### Material
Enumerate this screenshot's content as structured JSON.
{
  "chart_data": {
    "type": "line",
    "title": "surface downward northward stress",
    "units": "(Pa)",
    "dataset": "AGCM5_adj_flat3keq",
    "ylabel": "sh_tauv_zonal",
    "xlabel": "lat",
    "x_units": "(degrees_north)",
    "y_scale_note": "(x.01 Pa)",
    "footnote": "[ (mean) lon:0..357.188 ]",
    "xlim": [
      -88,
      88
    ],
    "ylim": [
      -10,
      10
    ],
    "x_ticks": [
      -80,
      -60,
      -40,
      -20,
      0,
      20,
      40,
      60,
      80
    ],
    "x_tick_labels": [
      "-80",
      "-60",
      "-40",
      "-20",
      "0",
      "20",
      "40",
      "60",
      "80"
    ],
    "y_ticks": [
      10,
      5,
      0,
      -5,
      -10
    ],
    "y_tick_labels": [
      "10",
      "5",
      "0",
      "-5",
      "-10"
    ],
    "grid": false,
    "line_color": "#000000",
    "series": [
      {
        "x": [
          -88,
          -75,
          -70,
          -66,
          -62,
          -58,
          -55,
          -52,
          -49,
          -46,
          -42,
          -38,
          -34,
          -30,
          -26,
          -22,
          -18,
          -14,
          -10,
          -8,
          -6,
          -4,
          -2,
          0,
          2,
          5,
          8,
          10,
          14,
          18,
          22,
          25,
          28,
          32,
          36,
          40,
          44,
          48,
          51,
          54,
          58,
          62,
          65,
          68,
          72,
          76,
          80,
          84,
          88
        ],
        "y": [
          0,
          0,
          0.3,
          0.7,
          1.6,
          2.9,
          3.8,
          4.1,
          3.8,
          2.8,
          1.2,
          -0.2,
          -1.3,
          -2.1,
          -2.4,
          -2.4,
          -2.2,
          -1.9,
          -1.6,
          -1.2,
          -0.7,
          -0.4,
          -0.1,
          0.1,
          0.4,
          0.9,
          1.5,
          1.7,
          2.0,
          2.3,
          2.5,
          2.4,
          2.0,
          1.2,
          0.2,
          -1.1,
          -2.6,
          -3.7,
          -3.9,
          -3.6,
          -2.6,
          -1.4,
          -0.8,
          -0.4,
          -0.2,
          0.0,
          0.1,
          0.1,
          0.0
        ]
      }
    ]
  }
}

### What the task asks
Reproduce all of the records exactly.

### Solution
Enumerate this screenshot's content as structured JSON.
{
  "chart_data": {
    "type": "line",
    "title": "surface downward northward stress",
    "units": "(Pa)",
    "dataset": "AGCM5_adj_flat3keq",
    "ylabel": "sh_tauv_zonal",
    "xlabel": "lat",
    "x_units": "(degrees_north)",
    "y_scale_note": "(x.01 Pa)",
    "footnote": "[ (mean) lon:0..357.188 ]",
    "xlim": [
      -88,
      88
    ],
    "ylim": [
      -10,
      10
    ],
    "x_ticks": [
      -80,
      -60,
      -40,
      -20,
      0,
      20,
      40,
      60,
      80
    ],
    "x_tick_labels": [
      "-80",
      "-60",
      "-40",
      "-20",
      "0",
      "20",
      "40",
      "60",
      "80"
    ],
    "y_ticks": [
      10,
      5,
      0,
      -5,
      -10
    ],
    "y_tick_labels": [
      "10",
      "5",
      "0",
      "-5",
      "-10"
    ],
    "grid": false,
    "line_color": "#000000",
    "series": [
      {
        "x": [
          -88,
          -75,
          -70,
          -66,
          -62,
          -58,
          -55,
          -52,
          -49,
          -46,
          -42,
          -38,
          -34,
          -30,
          -26,
          -22,
          -18,
          -14,
          -10,
          -8,
          -6,
          -4,
          -2,
          0,
          2,
          5,
          8,
          10,
          14,
          18,
          22,
          25,
          28,
          32,
          36,
          40,
          44,
          48,
          51,
          54,
          58,
          62,
          65,
          68,
          72,
          76,
          80,
          84,
          88
        ],
        "y": [
          0,
          0,
          0.3,
          0.7,
          1.6,
          2.9,
          3.8,
          4.1,
          3.8,
          2.8,
          1.2,
          -0.2,
          -1.3,
          -2.1,
          -2.4,
          -2.4,
          -2.2,
          -1.9,
          -1.6,
          -1.2,
          -0.7,
          -0.4,
          -0.1,
          0.1,
          0.4,
          0.9,
          1.5,
          1.7,
          2.0,
          2.3,
          2.5,
          2.4,
          2.0,
          1.2,
          0.2,
          -1.1,
          -2.6,
          -3.7,
          -3.9,
          -3.6,
          -2.6,
          -1.4,
          -0.8,
          -0.4,
          -0.2,
          0.0,
          0.1,
          0.1,
          0.0
        ]
      }
    ]
  }
}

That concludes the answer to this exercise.